> [Problem description] Go through the listing beneath this task and return every line that carries the string "ipsum".

>> Begin Provided records

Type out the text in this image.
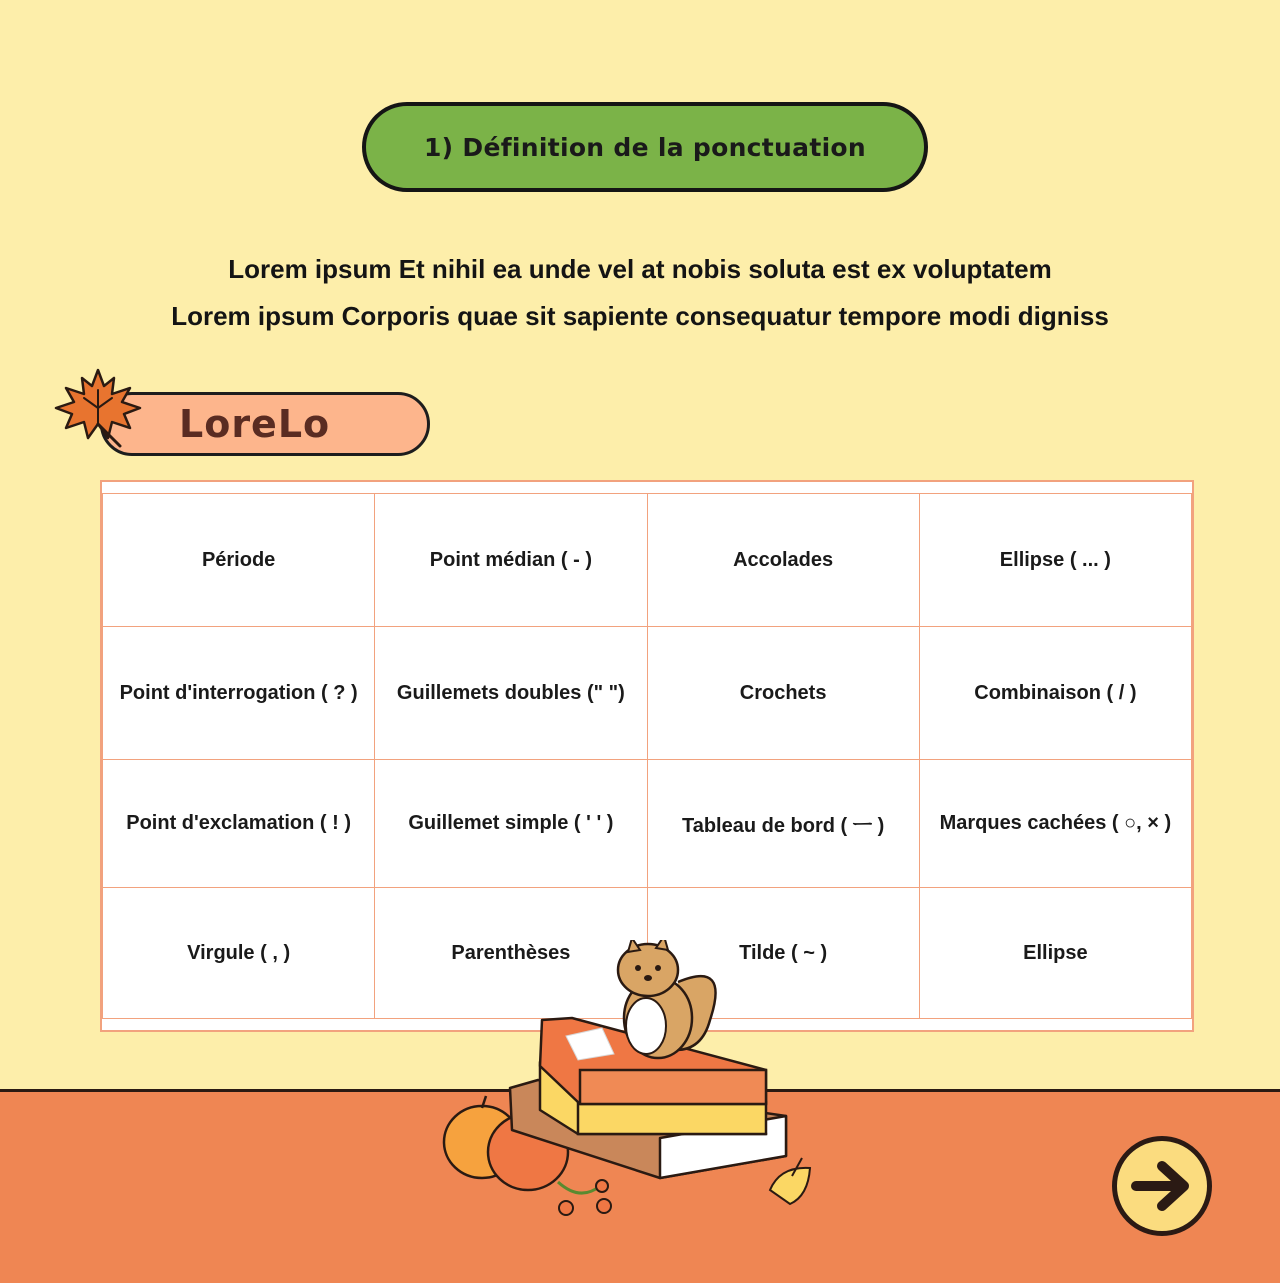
1) Définition de la ponctuation
Lorem ipsum Et nihil ea unde vel at nobis soluta est ex voluptatem
Lorem ipsum Corporis quae sit sapiente consequatur tempore modi digniss
LoreLo
Période	Point médian ( - )	Accolades	Ellipse ( ... )
Point d'interrogation ( ? )	Guillemets doubles (" ")	Crochets	Combinaison ( / )
Point d'exclamation ( ! )	Guillemet simple ( ' ' )	Tableau de bord ( ㅡ )	Marques cachées ( ○, × )
Virgule ( , )	Parenthèses	Tilde ( ~ )	Ellipse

>> End Provided records

> [Solved exercise]
Lorem ipsum Et nihil ea unde vel at nobis soluta est ex voluptatem
Lorem ipsum Corporis quae sit sapiente consequatur tempore modi digniss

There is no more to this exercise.